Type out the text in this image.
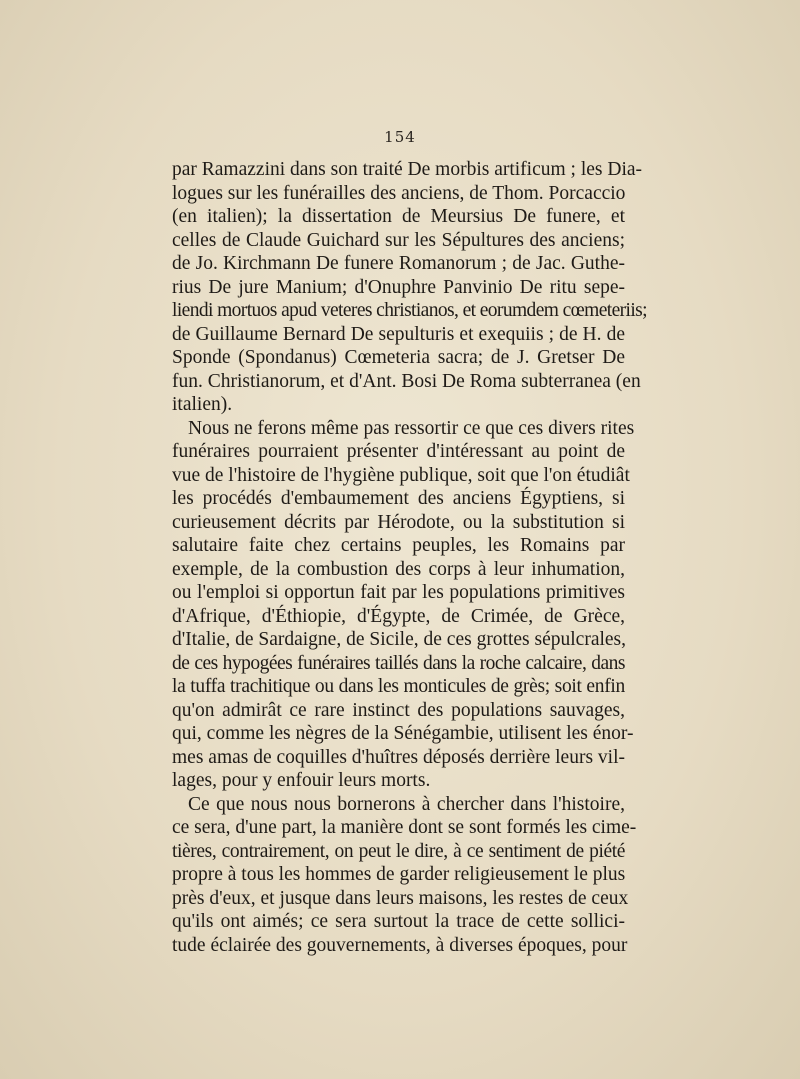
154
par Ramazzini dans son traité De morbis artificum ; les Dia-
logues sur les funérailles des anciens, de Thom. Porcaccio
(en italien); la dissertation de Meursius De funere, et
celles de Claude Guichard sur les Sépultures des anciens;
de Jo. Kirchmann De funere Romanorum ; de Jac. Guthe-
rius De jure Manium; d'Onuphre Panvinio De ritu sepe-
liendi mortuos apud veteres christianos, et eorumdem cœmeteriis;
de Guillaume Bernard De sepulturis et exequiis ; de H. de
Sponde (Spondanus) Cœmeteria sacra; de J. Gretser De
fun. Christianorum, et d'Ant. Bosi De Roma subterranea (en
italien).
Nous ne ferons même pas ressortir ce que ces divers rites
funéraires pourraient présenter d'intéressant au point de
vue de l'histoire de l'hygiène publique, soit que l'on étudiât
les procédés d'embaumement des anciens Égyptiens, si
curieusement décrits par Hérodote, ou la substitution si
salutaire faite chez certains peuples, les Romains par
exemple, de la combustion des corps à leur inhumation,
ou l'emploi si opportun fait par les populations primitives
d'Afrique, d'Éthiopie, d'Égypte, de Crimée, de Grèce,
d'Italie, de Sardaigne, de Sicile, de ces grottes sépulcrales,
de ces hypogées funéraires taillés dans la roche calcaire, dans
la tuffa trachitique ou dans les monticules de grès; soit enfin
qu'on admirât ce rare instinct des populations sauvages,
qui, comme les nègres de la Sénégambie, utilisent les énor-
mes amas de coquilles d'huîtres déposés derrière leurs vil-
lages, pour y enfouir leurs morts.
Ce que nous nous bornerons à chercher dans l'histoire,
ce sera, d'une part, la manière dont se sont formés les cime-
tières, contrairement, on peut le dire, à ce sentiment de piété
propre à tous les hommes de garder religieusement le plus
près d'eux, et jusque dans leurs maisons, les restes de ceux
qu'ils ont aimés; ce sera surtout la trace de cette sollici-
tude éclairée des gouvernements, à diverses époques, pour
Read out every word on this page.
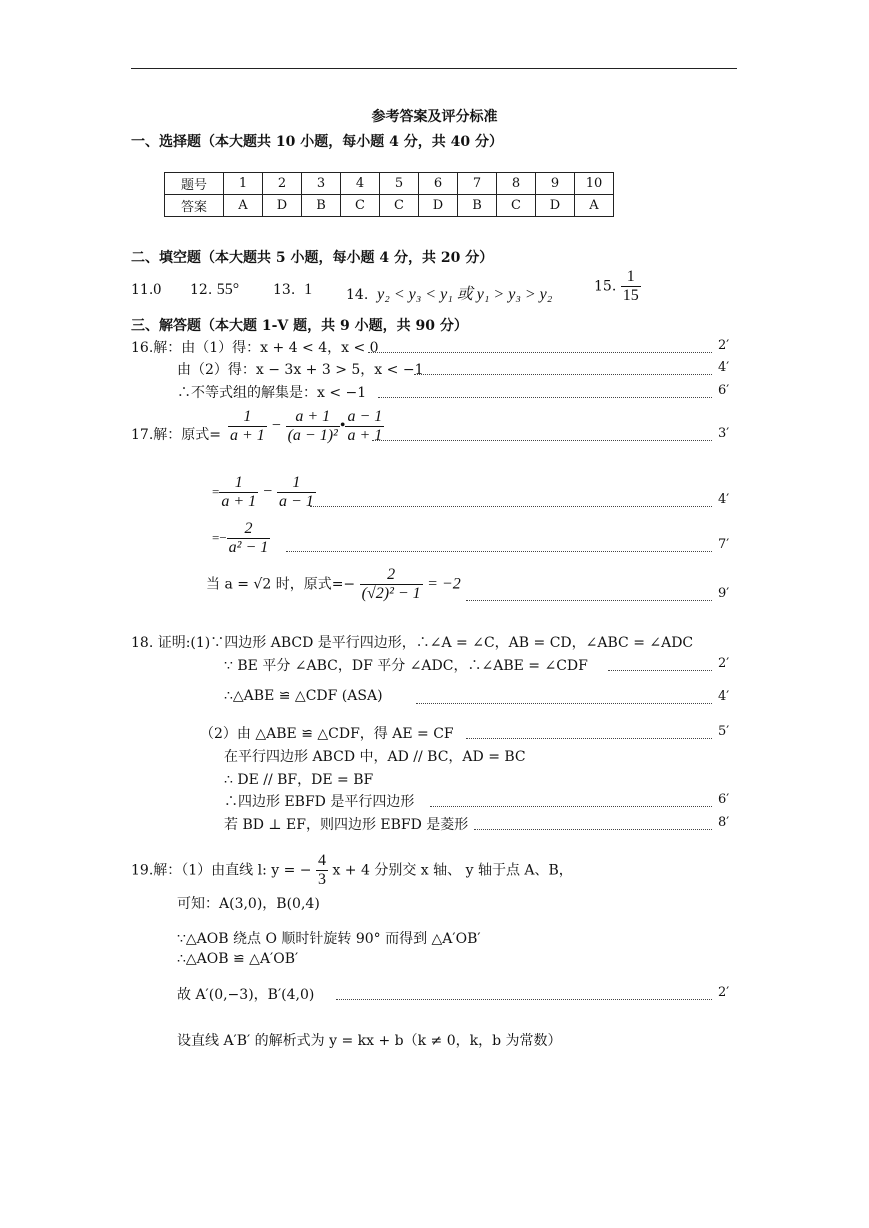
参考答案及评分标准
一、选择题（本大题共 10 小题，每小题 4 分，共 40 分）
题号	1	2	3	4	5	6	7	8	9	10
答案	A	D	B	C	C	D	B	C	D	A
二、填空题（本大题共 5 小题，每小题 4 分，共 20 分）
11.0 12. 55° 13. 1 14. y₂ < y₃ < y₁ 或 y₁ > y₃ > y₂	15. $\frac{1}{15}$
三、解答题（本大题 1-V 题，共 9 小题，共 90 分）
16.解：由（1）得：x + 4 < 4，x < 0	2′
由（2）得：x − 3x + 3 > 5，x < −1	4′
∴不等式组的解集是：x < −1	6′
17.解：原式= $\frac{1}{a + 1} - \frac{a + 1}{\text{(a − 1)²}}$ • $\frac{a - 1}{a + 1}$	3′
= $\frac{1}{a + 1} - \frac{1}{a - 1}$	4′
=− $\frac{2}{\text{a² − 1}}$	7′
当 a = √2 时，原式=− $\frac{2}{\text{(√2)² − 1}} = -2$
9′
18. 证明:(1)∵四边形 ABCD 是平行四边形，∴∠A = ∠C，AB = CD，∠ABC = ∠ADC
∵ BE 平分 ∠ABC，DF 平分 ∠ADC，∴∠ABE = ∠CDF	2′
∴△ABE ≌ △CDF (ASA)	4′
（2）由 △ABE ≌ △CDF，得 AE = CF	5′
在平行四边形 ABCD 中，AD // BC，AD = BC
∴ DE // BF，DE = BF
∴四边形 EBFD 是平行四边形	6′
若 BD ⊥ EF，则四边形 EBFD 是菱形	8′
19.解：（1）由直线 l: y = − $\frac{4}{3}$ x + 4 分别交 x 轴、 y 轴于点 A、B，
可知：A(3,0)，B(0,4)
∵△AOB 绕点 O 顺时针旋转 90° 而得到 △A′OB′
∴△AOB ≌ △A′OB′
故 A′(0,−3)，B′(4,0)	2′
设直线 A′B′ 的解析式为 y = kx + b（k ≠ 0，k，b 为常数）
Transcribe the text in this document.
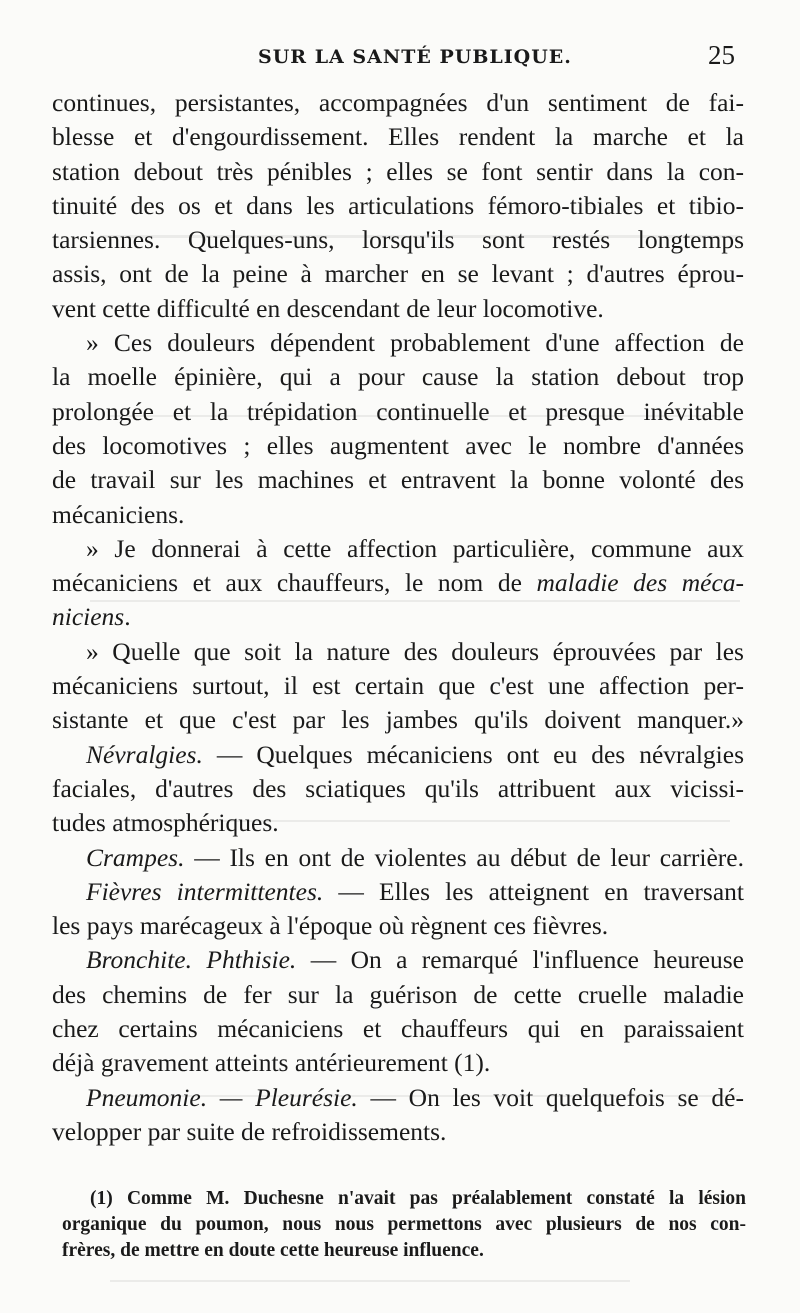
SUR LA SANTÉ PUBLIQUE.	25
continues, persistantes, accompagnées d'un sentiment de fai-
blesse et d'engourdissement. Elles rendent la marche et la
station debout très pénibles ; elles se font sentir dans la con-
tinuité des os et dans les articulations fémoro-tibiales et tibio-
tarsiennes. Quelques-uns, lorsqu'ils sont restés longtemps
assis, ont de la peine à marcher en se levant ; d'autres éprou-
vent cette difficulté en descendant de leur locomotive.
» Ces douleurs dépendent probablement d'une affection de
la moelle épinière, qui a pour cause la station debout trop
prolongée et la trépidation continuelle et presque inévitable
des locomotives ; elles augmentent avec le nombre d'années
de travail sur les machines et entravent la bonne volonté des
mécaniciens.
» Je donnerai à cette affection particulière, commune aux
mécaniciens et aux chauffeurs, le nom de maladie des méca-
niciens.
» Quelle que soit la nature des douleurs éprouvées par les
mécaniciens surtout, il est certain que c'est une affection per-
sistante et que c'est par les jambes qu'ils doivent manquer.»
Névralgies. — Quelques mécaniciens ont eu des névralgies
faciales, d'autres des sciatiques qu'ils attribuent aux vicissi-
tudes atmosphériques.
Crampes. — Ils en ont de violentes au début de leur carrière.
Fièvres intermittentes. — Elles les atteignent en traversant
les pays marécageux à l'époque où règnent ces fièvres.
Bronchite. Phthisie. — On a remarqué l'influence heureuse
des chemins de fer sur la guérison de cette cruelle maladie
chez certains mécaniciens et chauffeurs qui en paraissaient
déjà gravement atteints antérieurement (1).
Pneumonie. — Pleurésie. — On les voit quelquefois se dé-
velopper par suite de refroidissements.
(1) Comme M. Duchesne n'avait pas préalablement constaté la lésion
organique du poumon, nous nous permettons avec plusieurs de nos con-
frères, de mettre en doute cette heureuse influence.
========================================================================
WRITTEN REQUEST → Return the full material word for word. Do not include the pictures.

SOLUTION FOR THIS TASK →
Type out the text in this image.
154
par Ramazzini dans son traité De morbis artificum ; les Dia-
logues sur les funérailles des anciens, de Thom. Porcaccio
(en italien); la dissertation de Meursius De funere, et
celles de Claude Guichard sur les Sépultures des anciens;
de Jo. Kirchmann De funere Romanorum ; de Jac. Guthe-
rius De jure Manium; d'Onuphre Panvinio De ritu sepe-
liendi mortuos apud veteres christianos, et eorumdem cœmeteriis;
de Guillaume Bernard De sepulturis et exequiis ; de H. de
Sponde (Spondanus) Cœmeteria sacra; de J. Gretser De
fun. Christianorum, et d'Ant. Bosi De Roma subterranea (en
italien).
Nous ne ferons même pas ressortir ce que ces divers rites
funéraires pourraient présenter d'intéressant au point de
vue de l'histoire de l'hygiène publique, soit que l'on étudiât
les procédés d'embaumement des anciens Égyptiens, si
curieusement décrits par Hérodote, ou la substitution si
salutaire faite chez certains peuples, les Romains par
exemple, de la combustion des corps à leur inhumation,
ou l'emploi si opportun fait par les populations primitives
d'Afrique, d'Éthiopie, d'Égypte, de Crimée, de Grèce,
d'Italie, de Sardaigne, de Sicile, de ces grottes sépulcrales,
de ces hypogées funéraires taillés dans la roche calcaire, dans
la tuffa trachitique ou dans les monticules de grès; soit enfin
qu'on admirât ce rare instinct des populations sauvages,
qui, comme les nègres de la Sénégambie, utilisent les énor-
mes amas de coquilles d'huîtres déposés derrière leurs vil-
lages, pour y enfouir leurs morts.
Ce que nous nous bornerons à chercher dans l'histoire,
ce sera, d'une part, la manière dont se sont formés les cime-
tières, contrairement, on peut le dire, à ce sentiment de piété
propre à tous les hommes de garder religieusement le plus
près d'eux, et jusque dans leurs maisons, les restes de ceux
qu'ils ont aimés; ce sera surtout la trace de cette sollici-
tude éclairée des gouvernements, à diverses époques, pour
Read out every word on this page.
参考答案及评分标准
一、选择题（本大题共 10 小题，每小题 4 分，共 40 分）
题号	1	2	3	4	5	6	7	8	9	10
答案	A	D	B	C	C	D	B	C	D	A
二、填空题（本大题共 5 小题，每小题 4 分，共 20 分）
11.0 12. 55° 13. 1 14. y₂ < y₃ < y₁ 或 y₁ > y₃ > y₂	15. $\frac{1}{15}$
三、解答题（本大题 1-V 题，共 9 小题，共 90 分）
16.解：由（1）得：x + 4 < 4，x < 0	2′
由（2）得：x − 3x + 3 > 5，x < −1	4′
∴不等式组的解集是：x < −1	6′
17.解：原式= $\frac{1}{a + 1} - \frac{a + 1}{\text{(a − 1)²}}$ • $\frac{a - 1}{a + 1}$	3′
= $\frac{1}{a + 1} - \frac{1}{a - 1}$	4′
=− $\frac{2}{\text{a² − 1}}$	7′
当 a = √2 时，原式=− $\frac{2}{\text{(√2)² − 1}} = -2$
9′
18. 证明:(1)∵四边形 ABCD 是平行四边形，∴∠A = ∠C，AB = CD，∠ABC = ∠ADC
∵ BE 平分 ∠ABC，DF 平分 ∠ADC，∴∠ABE = ∠CDF	2′
∴△ABE ≌ △CDF (ASA)	4′
（2）由 △ABE ≌ △CDF，得 AE = CF	5′
在平行四边形 ABCD 中，AD // BC，AD = BC
∴ DE // BF，DE = BF
∴四边形 EBFD 是平行四边形	6′
若 BD ⊥ EF，则四边形 EBFD 是菱形	8′
19.解：（1）由直线 l: y = − $\frac{4}{3}$ x + 4 分别交 x 轴、 y 轴于点 A、B，
可知：A(3,0)，B(0,4)
∵△AOB 绕点 O 顺时针旋转 90° 而得到 △A′OB′
∴△AOB ≌ △A′OB′
故 A′(0,−3)，B′(4,0)	2′
设直线 A′B′ 的解析式为 y = kx + b（k ≠ 0，k，b 为常数）
Transcribe the text in this document.
SUR LA SANTÉ PUBLIQUE.	25
continues, persistantes, accompagnées d'un sentiment de fai-
blesse et d'engourdissement. Elles rendent la marche et la
station debout très pénibles ; elles se font sentir dans la con-
tinuité des os et dans les articulations fémoro-tibiales et tibio-
tarsiennes. Quelques-uns, lorsqu'ils sont restés longtemps
assis, ont de la peine à marcher en se levant ; d'autres éprou-
vent cette difficulté en descendant de leur locomotive.
» Ces douleurs dépendent probablement d'une affection de
la moelle épinière, qui a pour cause la station debout trop
prolongée et la trépidation continuelle et presque inévitable
des locomotives ; elles augmentent avec le nombre d'années
de travail sur les machines et entravent la bonne volonté des
mécaniciens.
» Je donnerai à cette affection particulière, commune aux
mécaniciens et aux chauffeurs, le nom de maladie des méca-
niciens.
» Quelle que soit la nature des douleurs éprouvées par les
mécaniciens surtout, il est certain que c'est une affection per-
sistante et que c'est par les jambes qu'ils doivent manquer.»
Névralgies. — Quelques mécaniciens ont eu des névralgies
faciales, d'autres des sciatiques qu'ils attribuent aux vicissi-
tudes atmosphériques.
Crampes. — Ils en ont de violentes au début de leur carrière.
Fièvres intermittentes. — Elles les atteignent en traversant
les pays marécageux à l'époque où règnent ces fièvres.
Bronchite. Phthisie. — On a remarqué l'influence heureuse
des chemins de fer sur la guérison de cette cruelle maladie
chez certains mécaniciens et chauffeurs qui en paraissaient
déjà gravement atteints antérieurement (1).
Pneumonie. — Pleurésie. — On les voit quelquefois se dé-
velopper par suite de refroidissements.
(1) Comme M. Duchesne n'avait pas préalablement constaté la lésion
organique du poumon, nous nous permettons avec plusieurs de nos con-
frères, de mettre en doute cette heureuse influence.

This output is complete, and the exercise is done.